Records from a data source
--------------------------------------------------

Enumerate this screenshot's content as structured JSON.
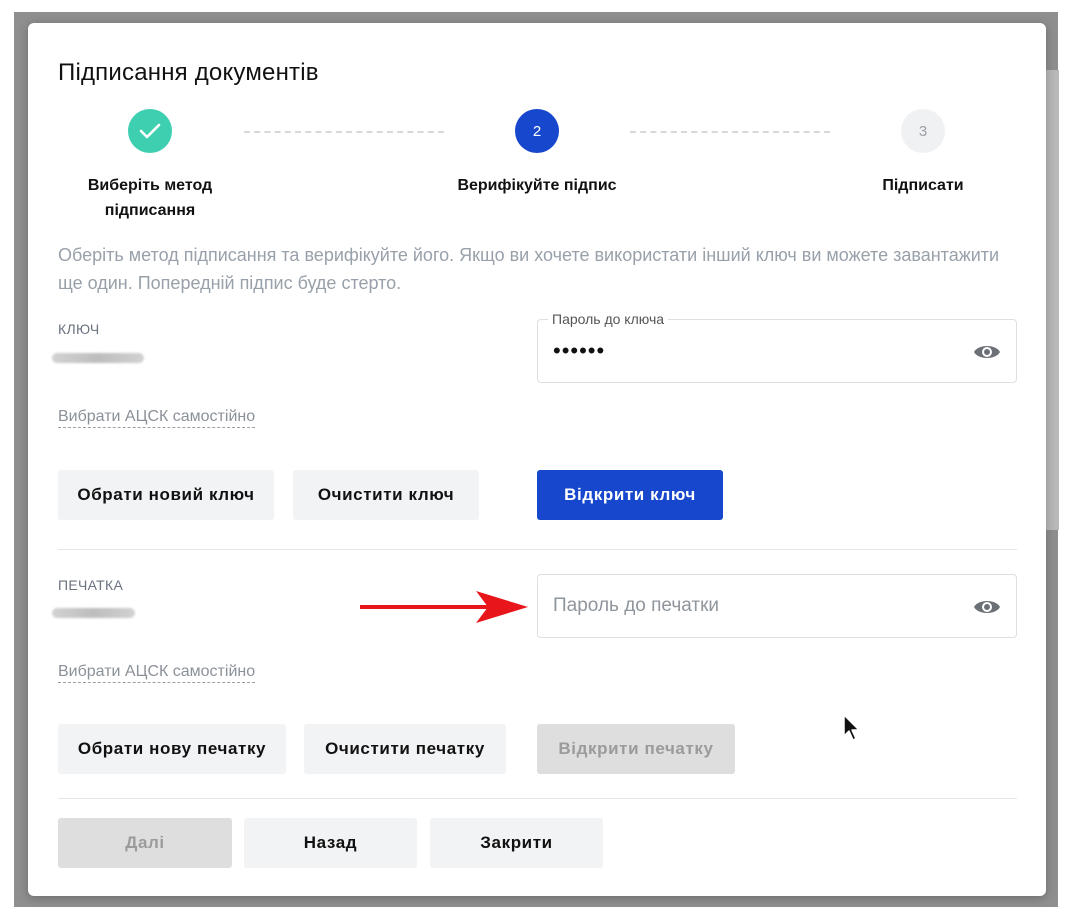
{
  "modal": {
    "title": "Підписання документів"
  },
  "stepper": {
    "steps": [
      {
        "number": "",
        "label": "Виберіть метод підписання",
        "state": "done"
      },
      {
        "number": "2",
        "label": "Верифікуйте підпис",
        "state": "active"
      },
      {
        "number": "3",
        "label": "Підписати",
        "state": "todo"
      }
    ]
  },
  "description": "Оберіть метод підписання та верифікуйте його. Якщо ви хочете використати інший ключ ви можете завантажити ще один. Попередній підпис буде стерто.",
  "key_section": {
    "caption": "КЛЮЧ",
    "password_label": "Пароль до ключа",
    "password_value": "••••••",
    "choose_acsk_link": "Вибрати АЦСК самостійно",
    "buttons": {
      "new_key": "Обрати новий ключ",
      "clear_key": "Очистити ключ",
      "open_key": "Відкрити ключ"
    }
  },
  "stamp_section": {
    "caption": "ПЕЧАТКА",
    "password_placeholder": "Пароль до печатки",
    "choose_acsk_link": "Вибрати АЦСК самостійно",
    "buttons": {
      "new_stamp": "Обрати нову печатку",
      "clear_stamp": "Очистити печатку",
      "open_stamp": "Відкрити печатку"
    }
  },
  "footer": {
    "next": "Далі",
    "back": "Назад",
    "close": "Закрити"
  },
  "colors": {
    "primary": "#1747cc",
    "success": "#3ecfb0",
    "annotation_arrow": "#e8161b"
  },
  "icons": [
    "check-icon",
    "eye-icon",
    "arrow-annotation",
    "mouse-pointer-icon"
  ]
}
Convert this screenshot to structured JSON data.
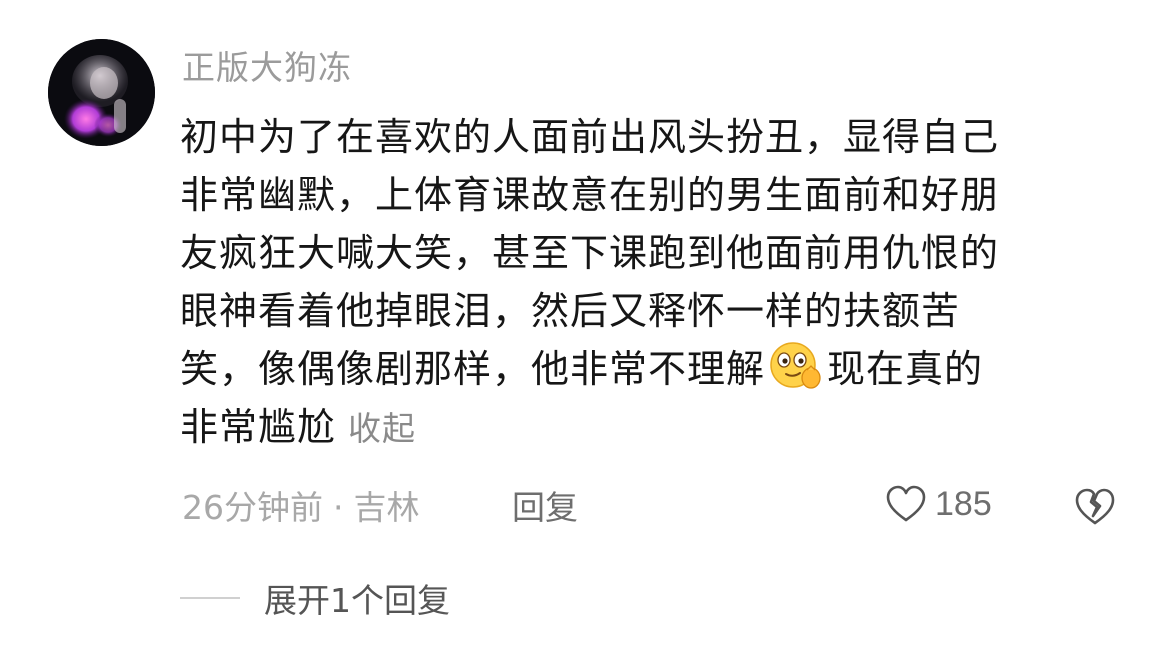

--------------------------------------------------

(What the exercise asks)
Gather each line of the records holding the string "метод".

(Reply)
        "label": "Виберіть метод підписання",
  "description": "Оберіть метод підписання та верифікуйте його. Якщо ви хочете використати інший ключ ви можете завантажити ще один. Попередній підпис буде стерто.",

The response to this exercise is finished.